======== GIVEN DATA

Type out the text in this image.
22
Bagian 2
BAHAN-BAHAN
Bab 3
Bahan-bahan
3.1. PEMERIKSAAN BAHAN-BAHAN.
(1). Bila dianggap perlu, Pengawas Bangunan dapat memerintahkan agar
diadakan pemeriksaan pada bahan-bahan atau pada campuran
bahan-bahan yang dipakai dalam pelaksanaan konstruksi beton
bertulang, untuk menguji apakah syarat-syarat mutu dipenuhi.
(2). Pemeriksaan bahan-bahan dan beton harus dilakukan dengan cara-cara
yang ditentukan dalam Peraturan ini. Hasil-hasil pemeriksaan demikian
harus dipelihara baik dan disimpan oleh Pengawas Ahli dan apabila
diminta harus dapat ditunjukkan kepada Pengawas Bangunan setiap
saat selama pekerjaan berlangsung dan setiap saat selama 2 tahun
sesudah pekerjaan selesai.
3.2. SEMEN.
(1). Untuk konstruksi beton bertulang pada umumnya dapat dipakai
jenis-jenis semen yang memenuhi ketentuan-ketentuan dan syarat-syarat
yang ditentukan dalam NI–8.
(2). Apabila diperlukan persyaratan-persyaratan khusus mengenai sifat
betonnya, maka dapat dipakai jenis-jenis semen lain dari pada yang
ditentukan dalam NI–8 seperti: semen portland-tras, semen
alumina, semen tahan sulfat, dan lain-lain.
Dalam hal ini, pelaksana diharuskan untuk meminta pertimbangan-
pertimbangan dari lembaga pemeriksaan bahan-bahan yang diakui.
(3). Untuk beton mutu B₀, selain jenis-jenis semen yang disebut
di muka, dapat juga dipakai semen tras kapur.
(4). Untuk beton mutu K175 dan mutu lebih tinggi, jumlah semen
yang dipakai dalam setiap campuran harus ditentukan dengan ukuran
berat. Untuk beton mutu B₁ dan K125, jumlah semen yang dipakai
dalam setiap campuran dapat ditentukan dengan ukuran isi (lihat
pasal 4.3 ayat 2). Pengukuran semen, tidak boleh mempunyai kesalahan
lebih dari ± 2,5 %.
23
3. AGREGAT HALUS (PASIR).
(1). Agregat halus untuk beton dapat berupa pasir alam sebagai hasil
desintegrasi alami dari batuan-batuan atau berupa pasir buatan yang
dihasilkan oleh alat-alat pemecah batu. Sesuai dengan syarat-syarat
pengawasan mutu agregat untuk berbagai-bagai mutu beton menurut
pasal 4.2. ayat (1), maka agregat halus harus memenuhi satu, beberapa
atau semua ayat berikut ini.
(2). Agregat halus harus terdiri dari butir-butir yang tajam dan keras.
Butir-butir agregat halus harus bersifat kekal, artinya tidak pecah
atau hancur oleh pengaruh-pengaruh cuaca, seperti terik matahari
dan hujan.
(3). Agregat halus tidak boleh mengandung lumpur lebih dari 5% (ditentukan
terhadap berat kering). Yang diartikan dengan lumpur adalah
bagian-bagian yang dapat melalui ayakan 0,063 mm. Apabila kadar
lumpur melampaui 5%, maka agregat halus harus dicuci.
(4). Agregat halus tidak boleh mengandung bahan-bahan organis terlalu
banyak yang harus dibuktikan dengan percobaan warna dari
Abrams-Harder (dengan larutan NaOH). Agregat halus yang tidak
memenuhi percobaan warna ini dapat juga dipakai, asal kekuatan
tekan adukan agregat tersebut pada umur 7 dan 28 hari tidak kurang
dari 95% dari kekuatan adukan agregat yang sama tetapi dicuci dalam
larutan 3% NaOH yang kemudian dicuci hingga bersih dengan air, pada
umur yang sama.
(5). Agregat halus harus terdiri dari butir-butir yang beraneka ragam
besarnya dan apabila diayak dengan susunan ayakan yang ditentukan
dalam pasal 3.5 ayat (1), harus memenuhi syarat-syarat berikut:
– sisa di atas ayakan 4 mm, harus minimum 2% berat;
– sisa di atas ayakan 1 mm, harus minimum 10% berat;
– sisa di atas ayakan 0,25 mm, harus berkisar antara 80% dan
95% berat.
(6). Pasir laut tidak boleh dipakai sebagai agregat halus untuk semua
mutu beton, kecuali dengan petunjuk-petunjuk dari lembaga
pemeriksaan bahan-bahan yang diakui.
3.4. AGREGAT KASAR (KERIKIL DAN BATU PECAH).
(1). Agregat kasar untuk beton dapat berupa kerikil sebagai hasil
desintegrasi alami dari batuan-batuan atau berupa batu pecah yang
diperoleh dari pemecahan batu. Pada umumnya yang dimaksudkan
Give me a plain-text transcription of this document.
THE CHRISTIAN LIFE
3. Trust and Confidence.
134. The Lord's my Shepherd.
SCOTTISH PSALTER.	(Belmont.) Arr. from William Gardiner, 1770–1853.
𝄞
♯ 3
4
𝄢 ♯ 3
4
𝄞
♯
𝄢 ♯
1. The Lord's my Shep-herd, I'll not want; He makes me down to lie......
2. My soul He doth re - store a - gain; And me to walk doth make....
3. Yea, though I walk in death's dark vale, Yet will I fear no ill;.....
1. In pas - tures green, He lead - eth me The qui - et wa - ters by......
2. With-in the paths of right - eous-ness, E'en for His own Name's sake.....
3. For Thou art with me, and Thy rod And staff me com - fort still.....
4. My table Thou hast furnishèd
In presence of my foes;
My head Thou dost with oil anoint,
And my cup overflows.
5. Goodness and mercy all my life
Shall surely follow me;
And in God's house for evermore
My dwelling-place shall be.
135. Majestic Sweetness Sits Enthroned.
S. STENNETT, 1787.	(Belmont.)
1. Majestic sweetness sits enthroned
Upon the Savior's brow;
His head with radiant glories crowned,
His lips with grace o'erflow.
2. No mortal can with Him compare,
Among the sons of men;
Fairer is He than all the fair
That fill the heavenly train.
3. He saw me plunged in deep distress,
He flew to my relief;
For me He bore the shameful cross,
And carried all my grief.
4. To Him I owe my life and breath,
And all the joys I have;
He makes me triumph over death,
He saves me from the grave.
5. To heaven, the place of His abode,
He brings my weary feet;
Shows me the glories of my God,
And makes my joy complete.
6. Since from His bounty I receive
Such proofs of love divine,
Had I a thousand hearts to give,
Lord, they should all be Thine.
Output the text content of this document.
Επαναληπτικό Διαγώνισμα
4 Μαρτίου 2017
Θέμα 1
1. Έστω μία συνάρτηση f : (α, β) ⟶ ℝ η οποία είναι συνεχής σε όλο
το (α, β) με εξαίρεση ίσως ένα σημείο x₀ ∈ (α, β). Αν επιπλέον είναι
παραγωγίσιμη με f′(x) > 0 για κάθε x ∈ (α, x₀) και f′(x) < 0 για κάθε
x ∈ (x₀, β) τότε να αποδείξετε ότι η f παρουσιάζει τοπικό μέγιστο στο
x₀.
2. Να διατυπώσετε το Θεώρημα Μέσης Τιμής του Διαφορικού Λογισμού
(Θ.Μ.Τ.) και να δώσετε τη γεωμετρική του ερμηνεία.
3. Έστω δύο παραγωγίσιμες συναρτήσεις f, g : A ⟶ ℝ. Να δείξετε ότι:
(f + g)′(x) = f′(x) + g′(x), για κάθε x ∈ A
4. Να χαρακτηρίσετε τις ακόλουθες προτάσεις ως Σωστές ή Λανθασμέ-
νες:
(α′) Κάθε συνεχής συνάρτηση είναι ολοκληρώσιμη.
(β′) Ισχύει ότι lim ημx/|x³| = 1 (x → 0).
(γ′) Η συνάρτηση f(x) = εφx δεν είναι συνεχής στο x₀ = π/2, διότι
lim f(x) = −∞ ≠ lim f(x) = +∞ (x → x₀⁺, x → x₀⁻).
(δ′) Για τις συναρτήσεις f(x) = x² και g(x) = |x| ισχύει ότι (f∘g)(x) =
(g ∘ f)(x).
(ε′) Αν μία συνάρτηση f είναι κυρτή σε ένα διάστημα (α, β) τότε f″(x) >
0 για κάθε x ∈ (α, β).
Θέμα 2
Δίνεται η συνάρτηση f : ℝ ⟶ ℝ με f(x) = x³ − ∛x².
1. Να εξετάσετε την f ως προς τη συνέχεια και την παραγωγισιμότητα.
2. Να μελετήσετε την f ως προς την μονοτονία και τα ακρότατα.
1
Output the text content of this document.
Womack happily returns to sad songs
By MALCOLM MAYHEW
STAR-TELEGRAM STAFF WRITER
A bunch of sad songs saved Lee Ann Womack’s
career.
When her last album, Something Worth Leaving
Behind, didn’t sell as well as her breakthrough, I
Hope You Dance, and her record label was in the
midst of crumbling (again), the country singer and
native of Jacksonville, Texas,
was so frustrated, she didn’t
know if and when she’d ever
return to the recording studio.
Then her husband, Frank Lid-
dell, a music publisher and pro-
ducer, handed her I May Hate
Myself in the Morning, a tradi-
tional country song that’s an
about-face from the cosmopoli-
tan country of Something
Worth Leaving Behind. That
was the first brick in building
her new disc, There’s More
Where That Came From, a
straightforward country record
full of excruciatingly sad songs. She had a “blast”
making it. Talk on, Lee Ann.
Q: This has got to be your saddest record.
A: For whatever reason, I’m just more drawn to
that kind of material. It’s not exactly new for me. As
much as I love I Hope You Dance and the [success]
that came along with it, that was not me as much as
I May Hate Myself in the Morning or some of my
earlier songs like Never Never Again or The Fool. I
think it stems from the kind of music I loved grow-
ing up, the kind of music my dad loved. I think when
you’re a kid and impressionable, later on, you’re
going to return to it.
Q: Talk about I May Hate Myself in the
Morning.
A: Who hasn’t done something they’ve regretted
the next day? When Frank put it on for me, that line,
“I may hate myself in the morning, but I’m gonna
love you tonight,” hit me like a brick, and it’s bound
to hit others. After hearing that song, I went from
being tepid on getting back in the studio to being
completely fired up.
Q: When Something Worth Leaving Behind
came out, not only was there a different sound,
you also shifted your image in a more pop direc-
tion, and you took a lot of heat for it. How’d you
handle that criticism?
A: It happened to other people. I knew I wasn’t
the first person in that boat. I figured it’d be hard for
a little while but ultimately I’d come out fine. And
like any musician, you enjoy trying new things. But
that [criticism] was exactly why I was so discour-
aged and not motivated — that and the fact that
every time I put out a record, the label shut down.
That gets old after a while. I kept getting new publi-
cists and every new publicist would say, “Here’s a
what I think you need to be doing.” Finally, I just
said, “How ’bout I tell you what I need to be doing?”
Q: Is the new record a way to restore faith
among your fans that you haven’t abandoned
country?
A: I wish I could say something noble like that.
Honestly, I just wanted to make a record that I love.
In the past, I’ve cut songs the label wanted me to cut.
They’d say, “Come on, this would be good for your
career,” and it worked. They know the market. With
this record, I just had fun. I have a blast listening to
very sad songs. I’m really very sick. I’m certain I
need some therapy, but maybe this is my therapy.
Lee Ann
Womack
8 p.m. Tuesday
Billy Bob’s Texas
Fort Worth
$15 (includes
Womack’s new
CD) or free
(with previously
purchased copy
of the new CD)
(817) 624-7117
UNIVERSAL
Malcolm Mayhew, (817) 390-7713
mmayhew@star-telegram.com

================

→ **EXERCISE DETAILS**: Select the lines from the entries that include the word "songs".

→ **OUTPUT FOR THIS EXERCISE**:
Womack happily returns to sad songs
A bunch of sad songs saved Lee Ann Womack’s
full of excruciatingly sad songs. She had a “blast”
earlier songs like Never Never Again or The Fool. I
In the past, I’ve cut songs the label wanted me to cut.
very sad songs. I’m really very sick. I’m certain I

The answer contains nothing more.